Brief -> Reproduce every entry exactly.

Data lines ->

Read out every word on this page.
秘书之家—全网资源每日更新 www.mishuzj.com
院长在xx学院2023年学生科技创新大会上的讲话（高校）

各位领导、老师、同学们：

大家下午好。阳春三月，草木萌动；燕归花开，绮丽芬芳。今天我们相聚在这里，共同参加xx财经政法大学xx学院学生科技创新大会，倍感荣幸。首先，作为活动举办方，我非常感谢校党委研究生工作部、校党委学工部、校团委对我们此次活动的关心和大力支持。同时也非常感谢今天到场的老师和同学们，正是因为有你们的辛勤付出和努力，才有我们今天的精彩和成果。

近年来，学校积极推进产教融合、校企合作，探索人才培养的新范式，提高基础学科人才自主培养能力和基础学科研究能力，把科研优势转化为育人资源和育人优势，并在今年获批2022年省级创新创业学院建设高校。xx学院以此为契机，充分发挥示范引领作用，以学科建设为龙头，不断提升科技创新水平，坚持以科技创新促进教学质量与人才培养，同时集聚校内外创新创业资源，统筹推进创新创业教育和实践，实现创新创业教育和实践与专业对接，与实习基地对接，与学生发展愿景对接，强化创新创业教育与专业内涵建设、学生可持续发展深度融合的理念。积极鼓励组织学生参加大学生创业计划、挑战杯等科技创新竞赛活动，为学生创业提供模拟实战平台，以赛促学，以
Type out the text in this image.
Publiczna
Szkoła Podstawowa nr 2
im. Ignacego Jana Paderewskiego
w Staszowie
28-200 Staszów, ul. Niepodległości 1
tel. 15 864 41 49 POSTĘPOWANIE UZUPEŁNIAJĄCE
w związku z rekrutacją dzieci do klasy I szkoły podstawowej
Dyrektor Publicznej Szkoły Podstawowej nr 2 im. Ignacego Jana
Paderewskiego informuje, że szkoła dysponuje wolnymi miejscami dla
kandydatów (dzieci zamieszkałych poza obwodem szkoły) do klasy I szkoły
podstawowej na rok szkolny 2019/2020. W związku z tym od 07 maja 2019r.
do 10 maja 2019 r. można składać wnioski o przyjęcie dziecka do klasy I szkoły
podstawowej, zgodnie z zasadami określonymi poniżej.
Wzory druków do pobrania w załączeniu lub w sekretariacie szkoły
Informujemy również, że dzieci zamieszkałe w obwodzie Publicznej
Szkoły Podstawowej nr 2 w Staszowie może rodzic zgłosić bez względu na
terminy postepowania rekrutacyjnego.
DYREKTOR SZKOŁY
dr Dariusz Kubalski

The output ->
Read out every word on this page.
秘书之家—全网资源每日更新 www.mishuzj.com
院长在xx学院2023年学生科技创新大会上的讲话（高校）

各位领导、老师、同学们：

大家下午好。阳春三月，草木萌动；燕归花开，绮丽芬芳。今天我们相聚在这里，共同参加xx财经政法大学xx学院学生科技创新大会，倍感荣幸。首先，作为活动举办方，我非常感谢校党委研究生工作部、校党委学工部、校团委对我们此次活动的关心和大力支持。同时也非常感谢今天到场的老师和同学们，正是因为有你们的辛勤付出和努力，才有我们今天的精彩和成果。

近年来，学校积极推进产教融合、校企合作，探索人才培养的新范式，提高基础学科人才自主培养能力和基础学科研究能力，把科研优势转化为育人资源和育人优势，并在今年获批2022年省级创新创业学院建设高校。xx学院以此为契机，充分发挥示范引领作用，以学科建设为龙头，不断提升科技创新水平，坚持以科技创新促进教学质量与人才培养，同时集聚校内外创新创业资源，统筹推进创新创业教育和实践，实现创新创业教育和实践与专业对接，与实习基地对接，与学生发展愿景对接，强化创新创业教育与专业内涵建设、学生可持续发展深度融合的理念。积极鼓励组织学生参加大学生创业计划、挑战杯等科技创新竞赛活动，为学生创业提供模拟实战平台，以赛促学，以
Type out the text in this image.
Publiczna
Szkoła Podstawowa nr 2
im. Ignacego Jana Paderewskiego
w Staszowie
28-200 Staszów, ul. Niepodległości 1
tel. 15 864 41 49 POSTĘPOWANIE UZUPEŁNIAJĄCE
w związku z rekrutacją dzieci do klasy I szkoły podstawowej
Dyrektor Publicznej Szkoły Podstawowej nr 2 im. Ignacego Jana
Paderewskiego informuje, że szkoła dysponuje wolnymi miejscami dla
kandydatów (dzieci zamieszkałych poza obwodem szkoły) do klasy I szkoły
podstawowej na rok szkolny 2019/2020. W związku z tym od 07 maja 2019r.
do 10 maja 2019 r. można składać wnioski o przyjęcie dziecka do klasy I szkoły
podstawowej, zgodnie z zasadami określonymi poniżej.
Wzory druków do pobrania w załączeniu lub w sekretariacie szkoły
Informujemy również, że dzieci zamieszkałe w obwodzie Publicznej
Szkoły Podstawowej nr 2 w Staszowie może rodzic zgłosić bez względu na
terminy postepowania rekrutacyjnego.
DYREKTOR SZKOŁY
dr Dariusz Kubalski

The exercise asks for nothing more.